Task inputs —
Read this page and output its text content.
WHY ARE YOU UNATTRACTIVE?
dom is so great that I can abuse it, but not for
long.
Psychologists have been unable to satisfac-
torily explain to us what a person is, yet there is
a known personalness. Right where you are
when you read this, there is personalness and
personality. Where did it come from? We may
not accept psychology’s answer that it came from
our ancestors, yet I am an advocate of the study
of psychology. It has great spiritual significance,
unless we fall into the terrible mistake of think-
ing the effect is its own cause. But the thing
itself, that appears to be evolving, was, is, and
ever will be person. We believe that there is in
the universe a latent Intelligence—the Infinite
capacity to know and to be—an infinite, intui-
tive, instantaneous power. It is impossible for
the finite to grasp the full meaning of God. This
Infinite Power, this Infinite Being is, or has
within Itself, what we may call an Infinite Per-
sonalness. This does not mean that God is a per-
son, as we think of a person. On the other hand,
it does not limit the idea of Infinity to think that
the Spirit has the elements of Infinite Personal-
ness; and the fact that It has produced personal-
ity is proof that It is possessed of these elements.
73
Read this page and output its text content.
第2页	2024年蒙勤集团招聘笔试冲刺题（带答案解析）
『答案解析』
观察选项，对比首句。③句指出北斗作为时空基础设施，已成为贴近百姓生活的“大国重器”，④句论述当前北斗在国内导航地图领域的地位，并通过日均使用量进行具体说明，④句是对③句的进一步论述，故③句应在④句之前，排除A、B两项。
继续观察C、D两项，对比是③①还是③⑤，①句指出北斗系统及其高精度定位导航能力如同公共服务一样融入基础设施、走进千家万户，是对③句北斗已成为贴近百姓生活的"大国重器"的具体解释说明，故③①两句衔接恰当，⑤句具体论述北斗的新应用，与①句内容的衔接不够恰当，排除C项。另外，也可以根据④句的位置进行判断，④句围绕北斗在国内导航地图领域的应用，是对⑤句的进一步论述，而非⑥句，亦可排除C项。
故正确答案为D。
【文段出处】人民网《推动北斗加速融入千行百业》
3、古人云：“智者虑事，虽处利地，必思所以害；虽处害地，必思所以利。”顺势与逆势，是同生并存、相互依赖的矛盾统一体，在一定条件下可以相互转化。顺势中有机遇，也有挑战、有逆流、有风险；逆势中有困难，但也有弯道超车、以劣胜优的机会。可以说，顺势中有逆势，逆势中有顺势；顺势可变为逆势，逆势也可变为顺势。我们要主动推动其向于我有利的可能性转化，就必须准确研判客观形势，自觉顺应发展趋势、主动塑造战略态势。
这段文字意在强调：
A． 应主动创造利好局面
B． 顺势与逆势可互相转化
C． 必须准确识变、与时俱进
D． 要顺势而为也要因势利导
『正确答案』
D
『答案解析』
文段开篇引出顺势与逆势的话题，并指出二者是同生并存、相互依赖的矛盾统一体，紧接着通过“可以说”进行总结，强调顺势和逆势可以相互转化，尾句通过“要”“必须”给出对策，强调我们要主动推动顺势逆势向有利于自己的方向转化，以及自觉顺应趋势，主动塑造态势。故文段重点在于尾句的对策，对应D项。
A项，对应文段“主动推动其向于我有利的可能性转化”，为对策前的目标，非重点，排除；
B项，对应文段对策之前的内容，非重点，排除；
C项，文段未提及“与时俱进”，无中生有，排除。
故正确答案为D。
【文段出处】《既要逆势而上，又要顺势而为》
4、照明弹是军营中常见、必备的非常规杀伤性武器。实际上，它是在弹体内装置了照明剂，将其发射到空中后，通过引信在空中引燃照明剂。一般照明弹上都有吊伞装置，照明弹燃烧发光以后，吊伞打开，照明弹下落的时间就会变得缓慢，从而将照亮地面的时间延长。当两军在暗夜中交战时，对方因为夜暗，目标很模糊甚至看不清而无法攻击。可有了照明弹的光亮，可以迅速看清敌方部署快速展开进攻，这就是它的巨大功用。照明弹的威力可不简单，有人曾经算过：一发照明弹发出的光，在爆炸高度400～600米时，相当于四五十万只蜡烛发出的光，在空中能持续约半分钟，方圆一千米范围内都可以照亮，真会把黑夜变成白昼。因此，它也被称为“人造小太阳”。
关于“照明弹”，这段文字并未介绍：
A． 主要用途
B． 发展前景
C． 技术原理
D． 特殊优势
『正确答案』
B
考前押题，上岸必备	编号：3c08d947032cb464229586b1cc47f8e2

Aim of the exercise — Extract every line of the records above that contains the word "personalness".

Reply —
a known personalness. Right where you are
when you read this, there is personalness and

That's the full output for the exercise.